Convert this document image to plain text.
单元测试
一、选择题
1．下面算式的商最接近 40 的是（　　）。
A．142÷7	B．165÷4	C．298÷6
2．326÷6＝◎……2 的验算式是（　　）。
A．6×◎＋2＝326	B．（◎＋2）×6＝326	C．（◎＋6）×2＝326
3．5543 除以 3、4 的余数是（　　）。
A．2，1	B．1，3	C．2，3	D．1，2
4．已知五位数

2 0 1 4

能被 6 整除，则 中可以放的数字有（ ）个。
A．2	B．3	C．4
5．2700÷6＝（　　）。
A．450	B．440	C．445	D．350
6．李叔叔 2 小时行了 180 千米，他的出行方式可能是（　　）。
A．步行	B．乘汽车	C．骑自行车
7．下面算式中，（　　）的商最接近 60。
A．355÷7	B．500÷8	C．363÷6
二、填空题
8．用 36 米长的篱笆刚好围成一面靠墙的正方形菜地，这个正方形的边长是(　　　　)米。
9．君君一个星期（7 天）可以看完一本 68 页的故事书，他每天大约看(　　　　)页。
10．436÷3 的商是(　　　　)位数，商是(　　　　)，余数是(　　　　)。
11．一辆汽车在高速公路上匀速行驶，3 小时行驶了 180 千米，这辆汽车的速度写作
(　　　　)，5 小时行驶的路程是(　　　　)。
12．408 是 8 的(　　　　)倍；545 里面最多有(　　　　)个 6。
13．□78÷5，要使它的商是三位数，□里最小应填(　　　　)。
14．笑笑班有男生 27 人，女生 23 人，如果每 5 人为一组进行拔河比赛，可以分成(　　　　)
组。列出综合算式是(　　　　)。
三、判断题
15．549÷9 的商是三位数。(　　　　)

########################################

*Objective*
Repeat the records above in full, character for character.

*Response to the task*
Convert this document image to plain text.
单元测试
一、选择题
1．下面算式的商最接近 40 的是（　　）。
A．142÷7	B．165÷4	C．298÷6
2．326÷6＝◎……2 的验算式是（　　）。
A．6×◎＋2＝326	B．（◎＋2）×6＝326	C．（◎＋6）×2＝326
3．5543 除以 3、4 的余数是（　　）。
A．2，1	B．1，3	C．2，3	D．1，2
4．已知五位数

2 0 1 4

能被 6 整除，则 中可以放的数字有（ ）个。
A．2	B．3	C．4
5．2700÷6＝（　　）。
A．450	B．440	C．445	D．350
6．李叔叔 2 小时行了 180 千米，他的出行方式可能是（　　）。
A．步行	B．乘汽车	C．骑自行车
7．下面算式中，（　　）的商最接近 60。
A．355÷7	B．500÷8	C．363÷6
二、填空题
8．用 36 米长的篱笆刚好围成一面靠墙的正方形菜地，这个正方形的边长是(　　　　)米。
9．君君一个星期（7 天）可以看完一本 68 页的故事书，他每天大约看(　　　　)页。
10．436÷3 的商是(　　　　)位数，商是(　　　　)，余数是(　　　　)。
11．一辆汽车在高速公路上匀速行驶，3 小时行驶了 180 千米，这辆汽车的速度写作
(　　　　)，5 小时行驶的路程是(　　　　)。
12．408 是 8 的(　　　　)倍；545 里面最多有(　　　　)个 6。
13．□78÷5，要使它的商是三位数，□里最小应填(　　　　)。
14．笑笑班有男生 27 人，女生 23 人，如果每 5 人为一组进行拔河比赛，可以分成(　　　　)
组。列出综合算式是(　　　　)。
三、判断题
15．549÷9 的商是三位数。(　　　　)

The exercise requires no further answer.